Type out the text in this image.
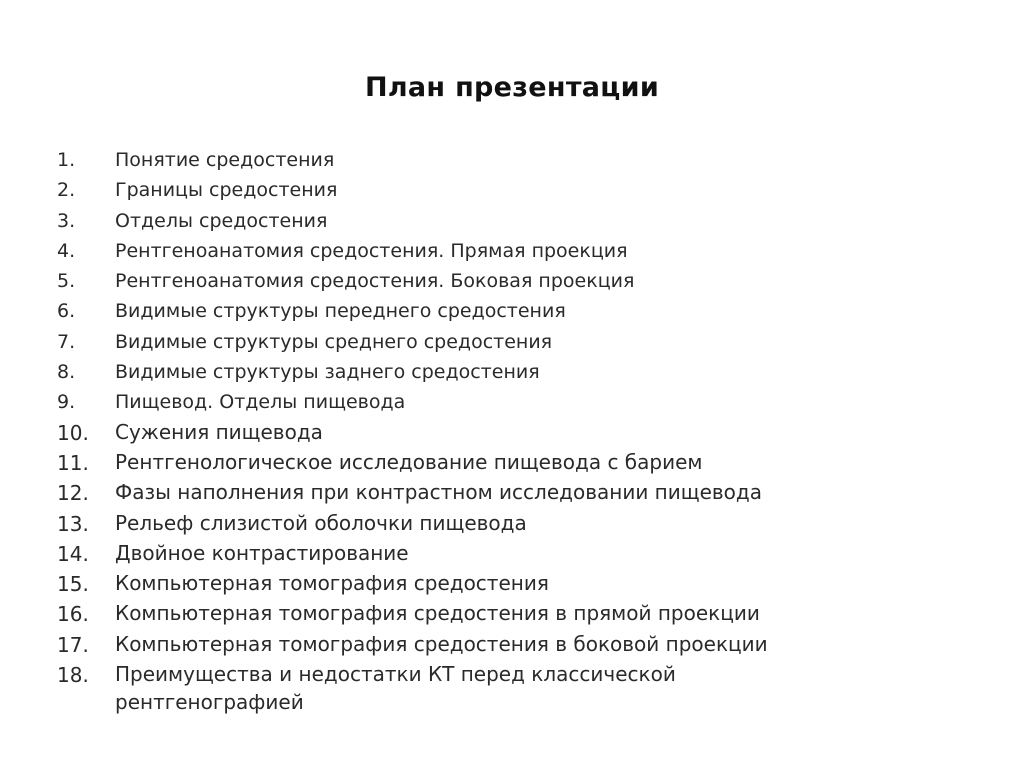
План презентации
1.	Понятие средостения
2.	Границы средостения
3.	Отделы средостения
4.	Рентгеноанатомия средостения. Прямая проекция
5.	Рентгеноанатомия средостения. Боковая проекция
6.	Видимые структуры переднего средостения
7.	Видимые структуры среднего средостения
8.	Видимые структуры заднего средостения
9.	Пищевод. Отделы пищевода
10.	Сужения пищевода
11.	Рентгенологическое исследование пищевода с барием
12.	Фазы наполнения при контрастном исследовании пищевода
13.	Рельеф слизистой оболочки пищевода
14.	Двойное контрастирование
15.	Компьютерная томография средостения
16.	Компьютерная томография средостения в прямой проекции
17.	Компьютерная томография средостения в боковой проекции
18.	Преимущества и недостатки КТ перед классической рентгенографией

◆ ◆ ◆ ◆

Exercise directions: Return the entries unchanged, save for the pictures, which do not belong in the copy.

Completed task:
Type out the text in this image.
План презентации
1.	Понятие средостения
2.	Границы средостения
3.	Отделы средостения
4.	Рентгеноанатомия средостения. Прямая проекция
5.	Рентгеноанатомия средостения. Боковая проекция
6.	Видимые структуры переднего средостения
7.	Видимые структуры среднего средостения
8.	Видимые структуры заднего средостения
9.	Пищевод. Отделы пищевода
10.	Сужения пищевода
11.	Рентгенологическое исследование пищевода с барием
12.	Фазы наполнения при контрастном исследовании пищевода
13.	Рельеф слизистой оболочки пищевода
14.	Двойное контрастирование
15.	Компьютерная томография средостения
16.	Компьютерная томография средостения в прямой проекции
17.	Компьютерная томография средостения в боковой проекции
18.	Преимущества и недостатки КТ перед классической рентгенографией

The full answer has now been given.